** WHAT NEEDS TO BE DONE **
Determine how many lines in these records hold "color". Only the number is wanted.

** GIVEN RECORDS **
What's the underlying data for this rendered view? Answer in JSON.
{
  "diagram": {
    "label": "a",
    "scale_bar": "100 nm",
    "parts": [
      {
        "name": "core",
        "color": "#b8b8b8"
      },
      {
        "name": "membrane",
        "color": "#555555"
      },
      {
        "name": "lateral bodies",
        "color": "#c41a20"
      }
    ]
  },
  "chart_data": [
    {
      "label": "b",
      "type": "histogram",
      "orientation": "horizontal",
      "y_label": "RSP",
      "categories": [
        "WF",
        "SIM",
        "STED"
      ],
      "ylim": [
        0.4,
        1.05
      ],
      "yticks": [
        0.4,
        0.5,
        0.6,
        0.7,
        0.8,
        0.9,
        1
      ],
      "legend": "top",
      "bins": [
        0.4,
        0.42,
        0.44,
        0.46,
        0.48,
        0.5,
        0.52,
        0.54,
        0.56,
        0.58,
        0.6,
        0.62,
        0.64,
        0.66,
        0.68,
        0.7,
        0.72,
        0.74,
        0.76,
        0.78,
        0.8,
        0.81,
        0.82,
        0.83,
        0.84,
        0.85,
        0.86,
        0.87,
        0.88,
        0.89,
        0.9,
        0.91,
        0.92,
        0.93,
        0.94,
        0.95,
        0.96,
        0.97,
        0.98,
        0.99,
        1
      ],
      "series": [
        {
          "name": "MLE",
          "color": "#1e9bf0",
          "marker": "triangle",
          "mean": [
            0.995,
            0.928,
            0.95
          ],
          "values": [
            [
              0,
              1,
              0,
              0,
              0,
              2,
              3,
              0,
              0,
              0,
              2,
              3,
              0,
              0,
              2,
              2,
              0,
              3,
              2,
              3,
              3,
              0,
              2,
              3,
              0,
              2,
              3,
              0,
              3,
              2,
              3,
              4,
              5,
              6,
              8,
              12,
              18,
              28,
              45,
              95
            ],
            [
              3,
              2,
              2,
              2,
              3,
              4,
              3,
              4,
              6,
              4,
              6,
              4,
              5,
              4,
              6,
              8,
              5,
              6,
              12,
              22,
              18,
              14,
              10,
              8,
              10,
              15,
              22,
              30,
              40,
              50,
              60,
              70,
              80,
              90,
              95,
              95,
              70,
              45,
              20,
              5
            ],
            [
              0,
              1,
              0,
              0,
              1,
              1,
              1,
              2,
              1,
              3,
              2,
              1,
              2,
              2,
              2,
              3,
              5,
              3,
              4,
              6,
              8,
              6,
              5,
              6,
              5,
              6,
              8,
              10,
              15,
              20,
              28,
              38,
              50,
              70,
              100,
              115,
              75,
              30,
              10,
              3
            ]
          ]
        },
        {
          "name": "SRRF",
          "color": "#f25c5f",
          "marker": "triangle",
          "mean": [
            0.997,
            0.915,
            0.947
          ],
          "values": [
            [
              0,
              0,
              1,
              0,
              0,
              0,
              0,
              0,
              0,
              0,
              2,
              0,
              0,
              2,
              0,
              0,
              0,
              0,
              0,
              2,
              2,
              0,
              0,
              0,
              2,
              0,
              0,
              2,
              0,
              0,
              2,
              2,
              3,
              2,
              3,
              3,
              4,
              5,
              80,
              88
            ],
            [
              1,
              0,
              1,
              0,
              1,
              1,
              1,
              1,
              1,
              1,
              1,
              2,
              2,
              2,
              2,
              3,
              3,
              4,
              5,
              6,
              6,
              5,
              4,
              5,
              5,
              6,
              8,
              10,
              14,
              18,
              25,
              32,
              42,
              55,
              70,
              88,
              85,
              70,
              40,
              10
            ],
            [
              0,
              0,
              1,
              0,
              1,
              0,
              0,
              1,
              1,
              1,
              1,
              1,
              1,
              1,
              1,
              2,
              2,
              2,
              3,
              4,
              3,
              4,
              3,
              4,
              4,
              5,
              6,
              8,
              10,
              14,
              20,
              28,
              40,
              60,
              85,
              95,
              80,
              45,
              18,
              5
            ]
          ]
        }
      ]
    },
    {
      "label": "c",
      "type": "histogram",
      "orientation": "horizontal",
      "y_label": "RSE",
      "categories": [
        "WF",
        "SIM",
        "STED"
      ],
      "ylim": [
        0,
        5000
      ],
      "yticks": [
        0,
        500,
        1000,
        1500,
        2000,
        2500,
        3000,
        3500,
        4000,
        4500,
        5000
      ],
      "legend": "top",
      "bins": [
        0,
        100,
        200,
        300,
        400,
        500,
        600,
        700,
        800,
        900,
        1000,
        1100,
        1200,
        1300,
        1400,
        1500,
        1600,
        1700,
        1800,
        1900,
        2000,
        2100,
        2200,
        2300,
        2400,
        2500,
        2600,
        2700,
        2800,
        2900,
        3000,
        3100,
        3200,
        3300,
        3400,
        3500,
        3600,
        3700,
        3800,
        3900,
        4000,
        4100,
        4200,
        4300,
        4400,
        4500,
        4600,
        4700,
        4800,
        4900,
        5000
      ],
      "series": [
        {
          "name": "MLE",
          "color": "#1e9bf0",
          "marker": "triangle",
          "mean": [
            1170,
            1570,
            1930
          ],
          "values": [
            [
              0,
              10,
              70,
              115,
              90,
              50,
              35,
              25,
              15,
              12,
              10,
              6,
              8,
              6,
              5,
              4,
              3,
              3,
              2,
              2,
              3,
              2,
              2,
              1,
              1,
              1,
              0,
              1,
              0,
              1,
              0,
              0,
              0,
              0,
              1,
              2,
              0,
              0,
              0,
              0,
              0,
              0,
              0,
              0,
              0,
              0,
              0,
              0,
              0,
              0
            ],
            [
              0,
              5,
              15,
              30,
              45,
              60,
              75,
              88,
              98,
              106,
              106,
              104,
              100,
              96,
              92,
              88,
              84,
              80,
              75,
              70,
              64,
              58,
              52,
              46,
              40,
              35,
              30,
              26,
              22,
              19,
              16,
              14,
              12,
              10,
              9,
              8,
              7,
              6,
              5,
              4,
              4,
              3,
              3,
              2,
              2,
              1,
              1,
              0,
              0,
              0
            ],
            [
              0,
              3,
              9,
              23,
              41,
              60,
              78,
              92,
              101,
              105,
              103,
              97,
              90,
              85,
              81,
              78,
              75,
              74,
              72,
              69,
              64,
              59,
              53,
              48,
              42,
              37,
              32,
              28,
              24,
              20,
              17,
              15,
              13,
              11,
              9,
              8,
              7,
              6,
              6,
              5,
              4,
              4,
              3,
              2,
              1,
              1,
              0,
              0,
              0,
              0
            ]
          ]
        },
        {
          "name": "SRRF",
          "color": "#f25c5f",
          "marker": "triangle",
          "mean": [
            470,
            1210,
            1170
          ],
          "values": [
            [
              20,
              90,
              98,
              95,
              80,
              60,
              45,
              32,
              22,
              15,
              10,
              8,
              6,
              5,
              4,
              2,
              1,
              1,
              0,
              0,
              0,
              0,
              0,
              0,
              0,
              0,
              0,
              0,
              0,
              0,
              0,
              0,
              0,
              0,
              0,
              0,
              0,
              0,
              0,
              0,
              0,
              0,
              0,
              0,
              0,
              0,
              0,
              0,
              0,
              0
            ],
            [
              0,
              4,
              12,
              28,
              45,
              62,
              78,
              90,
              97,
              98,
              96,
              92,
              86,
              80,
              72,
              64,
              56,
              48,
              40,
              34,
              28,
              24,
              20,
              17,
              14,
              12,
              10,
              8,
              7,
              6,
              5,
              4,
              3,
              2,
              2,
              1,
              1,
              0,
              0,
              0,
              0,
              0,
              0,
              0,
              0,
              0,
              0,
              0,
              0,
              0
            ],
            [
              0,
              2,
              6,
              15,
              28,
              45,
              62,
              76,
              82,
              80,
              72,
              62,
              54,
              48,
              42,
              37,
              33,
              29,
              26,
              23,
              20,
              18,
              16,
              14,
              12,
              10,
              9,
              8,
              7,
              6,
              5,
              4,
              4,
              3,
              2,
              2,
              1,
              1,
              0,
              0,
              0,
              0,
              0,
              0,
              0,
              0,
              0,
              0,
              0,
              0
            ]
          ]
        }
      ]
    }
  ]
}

** EXERCISE ANSWER **
7